DATA EXTRACT —

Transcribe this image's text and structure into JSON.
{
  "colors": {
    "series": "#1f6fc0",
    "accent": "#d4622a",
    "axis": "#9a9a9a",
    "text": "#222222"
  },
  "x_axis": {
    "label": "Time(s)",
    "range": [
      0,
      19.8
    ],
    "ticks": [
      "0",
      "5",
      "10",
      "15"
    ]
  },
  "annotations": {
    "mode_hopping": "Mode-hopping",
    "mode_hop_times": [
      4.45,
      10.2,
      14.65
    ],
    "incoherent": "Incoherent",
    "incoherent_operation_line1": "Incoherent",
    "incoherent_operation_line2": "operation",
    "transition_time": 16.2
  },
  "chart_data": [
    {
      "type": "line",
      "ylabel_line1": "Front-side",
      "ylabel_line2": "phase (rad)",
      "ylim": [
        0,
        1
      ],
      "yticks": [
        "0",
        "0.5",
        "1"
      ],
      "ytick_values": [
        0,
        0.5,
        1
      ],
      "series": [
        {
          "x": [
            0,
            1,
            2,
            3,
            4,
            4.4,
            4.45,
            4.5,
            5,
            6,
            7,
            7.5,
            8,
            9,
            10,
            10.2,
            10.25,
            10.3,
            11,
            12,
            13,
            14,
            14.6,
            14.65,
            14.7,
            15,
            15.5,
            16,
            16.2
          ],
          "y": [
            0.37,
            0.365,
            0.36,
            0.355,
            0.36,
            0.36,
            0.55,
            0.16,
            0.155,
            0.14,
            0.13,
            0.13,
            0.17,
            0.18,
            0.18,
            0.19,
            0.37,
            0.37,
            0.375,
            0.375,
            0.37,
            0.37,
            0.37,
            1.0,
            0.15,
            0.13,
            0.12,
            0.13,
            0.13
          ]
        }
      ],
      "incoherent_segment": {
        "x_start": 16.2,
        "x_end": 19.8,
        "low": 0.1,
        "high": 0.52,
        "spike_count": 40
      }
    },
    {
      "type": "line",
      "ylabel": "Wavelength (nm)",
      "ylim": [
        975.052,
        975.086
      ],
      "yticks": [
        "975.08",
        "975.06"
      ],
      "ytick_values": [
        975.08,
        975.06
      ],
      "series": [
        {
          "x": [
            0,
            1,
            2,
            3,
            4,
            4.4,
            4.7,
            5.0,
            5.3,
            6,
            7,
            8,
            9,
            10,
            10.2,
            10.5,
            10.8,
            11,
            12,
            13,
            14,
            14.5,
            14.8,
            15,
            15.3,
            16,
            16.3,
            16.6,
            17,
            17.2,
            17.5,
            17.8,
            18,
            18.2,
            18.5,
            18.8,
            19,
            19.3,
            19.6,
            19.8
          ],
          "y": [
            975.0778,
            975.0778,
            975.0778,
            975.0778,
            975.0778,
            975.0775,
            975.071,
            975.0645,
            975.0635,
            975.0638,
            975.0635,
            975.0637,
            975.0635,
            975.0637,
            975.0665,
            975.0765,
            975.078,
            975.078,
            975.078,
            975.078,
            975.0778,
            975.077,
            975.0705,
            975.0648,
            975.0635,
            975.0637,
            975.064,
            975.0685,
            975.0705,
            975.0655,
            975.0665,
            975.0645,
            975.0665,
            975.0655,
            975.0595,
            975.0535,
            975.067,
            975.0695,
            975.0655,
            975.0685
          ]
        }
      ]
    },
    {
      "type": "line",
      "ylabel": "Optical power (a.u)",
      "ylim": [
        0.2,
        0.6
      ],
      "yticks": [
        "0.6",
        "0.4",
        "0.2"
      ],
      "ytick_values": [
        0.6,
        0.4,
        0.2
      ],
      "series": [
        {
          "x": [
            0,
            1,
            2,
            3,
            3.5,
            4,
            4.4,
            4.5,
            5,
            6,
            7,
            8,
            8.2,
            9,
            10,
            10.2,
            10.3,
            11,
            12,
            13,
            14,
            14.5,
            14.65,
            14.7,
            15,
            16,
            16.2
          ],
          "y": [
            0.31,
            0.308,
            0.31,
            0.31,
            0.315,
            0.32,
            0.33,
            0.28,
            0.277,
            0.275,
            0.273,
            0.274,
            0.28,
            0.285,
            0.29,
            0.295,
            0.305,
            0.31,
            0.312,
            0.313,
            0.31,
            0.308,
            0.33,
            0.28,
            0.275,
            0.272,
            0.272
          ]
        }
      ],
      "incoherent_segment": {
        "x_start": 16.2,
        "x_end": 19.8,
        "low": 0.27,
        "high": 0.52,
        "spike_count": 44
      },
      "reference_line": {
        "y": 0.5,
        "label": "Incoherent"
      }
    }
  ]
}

SHORT PROBLEM — Nothing in the listing may be changed; retype it all exactly.

EXERCISE RESPONSE —
Transcribe this image's text and structure into JSON.
{
  "colors": {
    "series": "#1f6fc0",
    "accent": "#d4622a",
    "axis": "#9a9a9a",
    "text": "#222222"
  },
  "x_axis": {
    "label": "Time(s)",
    "range": [
      0,
      19.8
    ],
    "ticks": [
      "0",
      "5",
      "10",
      "15"
    ]
  },
  "annotations": {
    "mode_hopping": "Mode-hopping",
    "mode_hop_times": [
      4.45,
      10.2,
      14.65
    ],
    "incoherent": "Incoherent",
    "incoherent_operation_line1": "Incoherent",
    "incoherent_operation_line2": "operation",
    "transition_time": 16.2
  },
  "chart_data": [
    {
      "type": "line",
      "ylabel_line1": "Front-side",
      "ylabel_line2": "phase (rad)",
      "ylim": [
        0,
        1
      ],
      "yticks": [
        "0",
        "0.5",
        "1"
      ],
      "ytick_values": [
        0,
        0.5,
        1
      ],
      "series": [
        {
          "x": [
            0,
            1,
            2,
            3,
            4,
            4.4,
            4.45,
            4.5,
            5,
            6,
            7,
            7.5,
            8,
            9,
            10,
            10.2,
            10.25,
            10.3,
            11,
            12,
            13,
            14,
            14.6,
            14.65,
            14.7,
            15,
            15.5,
            16,
            16.2
          ],
          "y": [
            0.37,
            0.365,
            0.36,
            0.355,
            0.36,
            0.36,
            0.55,
            0.16,
            0.155,
            0.14,
            0.13,
            0.13,
            0.17,
            0.18,
            0.18,
            0.19,
            0.37,
            0.37,
            0.375,
            0.375,
            0.37,
            0.37,
            0.37,
            1.0,
            0.15,
            0.13,
            0.12,
            0.13,
            0.13
          ]
        }
      ],
      "incoherent_segment": {
        "x_start": 16.2,
        "x_end": 19.8,
        "low": 0.1,
        "high": 0.52,
        "spike_count": 40
      }
    },
    {
      "type": "line",
      "ylabel": "Wavelength (nm)",
      "ylim": [
        975.052,
        975.086
      ],
      "yticks": [
        "975.08",
        "975.06"
      ],
      "ytick_values": [
        975.08,
        975.06
      ],
      "series": [
        {
          "x": [
            0,
            1,
            2,
            3,
            4,
            4.4,
            4.7,
            5.0,
            5.3,
            6,
            7,
            8,
            9,
            10,
            10.2,
            10.5,
            10.8,
            11,
            12,
            13,
            14,
            14.5,
            14.8,
            15,
            15.3,
            16,
            16.3,
            16.6,
            17,
            17.2,
            17.5,
            17.8,
            18,
            18.2,
            18.5,
            18.8,
            19,
            19.3,
            19.6,
            19.8
          ],
          "y": [
            975.0778,
            975.0778,
            975.0778,
            975.0778,
            975.0778,
            975.0775,
            975.071,
            975.0645,
            975.0635,
            975.0638,
            975.0635,
            975.0637,
            975.0635,
            975.0637,
            975.0665,
            975.0765,
            975.078,
            975.078,
            975.078,
            975.078,
            975.0778,
            975.077,
            975.0705,
            975.0648,
            975.0635,
            975.0637,
            975.064,
            975.0685,
            975.0705,
            975.0655,
            975.0665,
            975.0645,
            975.0665,
            975.0655,
            975.0595,
            975.0535,
            975.067,
            975.0695,
            975.0655,
            975.0685
          ]
        }
      ]
    },
    {
      "type": "line",
      "ylabel": "Optical power (a.u)",
      "ylim": [
        0.2,
        0.6
      ],
      "yticks": [
        "0.6",
        "0.4",
        "0.2"
      ],
      "ytick_values": [
        0.6,
        0.4,
        0.2
      ],
      "series": [
        {
          "x": [
            0,
            1,
            2,
            3,
            3.5,
            4,
            4.4,
            4.5,
            5,
            6,
            7,
            8,
            8.2,
            9,
            10,
            10.2,
            10.3,
            11,
            12,
            13,
            14,
            14.5,
            14.65,
            14.7,
            15,
            16,
            16.2
          ],
          "y": [
            0.31,
            0.308,
            0.31,
            0.31,
            0.315,
            0.32,
            0.33,
            0.28,
            0.277,
            0.275,
            0.273,
            0.274,
            0.28,
            0.285,
            0.29,
            0.295,
            0.305,
            0.31,
            0.312,
            0.313,
            0.31,
            0.308,
            0.33,
            0.28,
            0.275,
            0.272,
            0.272
          ]
        }
      ],
      "incoherent_segment": {
        "x_start": 16.2,
        "x_end": 19.8,
        "low": 0.27,
        "high": 0.52,
        "spike_count": 44
      },
      "reference_line": {
        "y": 0.5,
        "label": "Incoherent"
      }
    }
  ]
}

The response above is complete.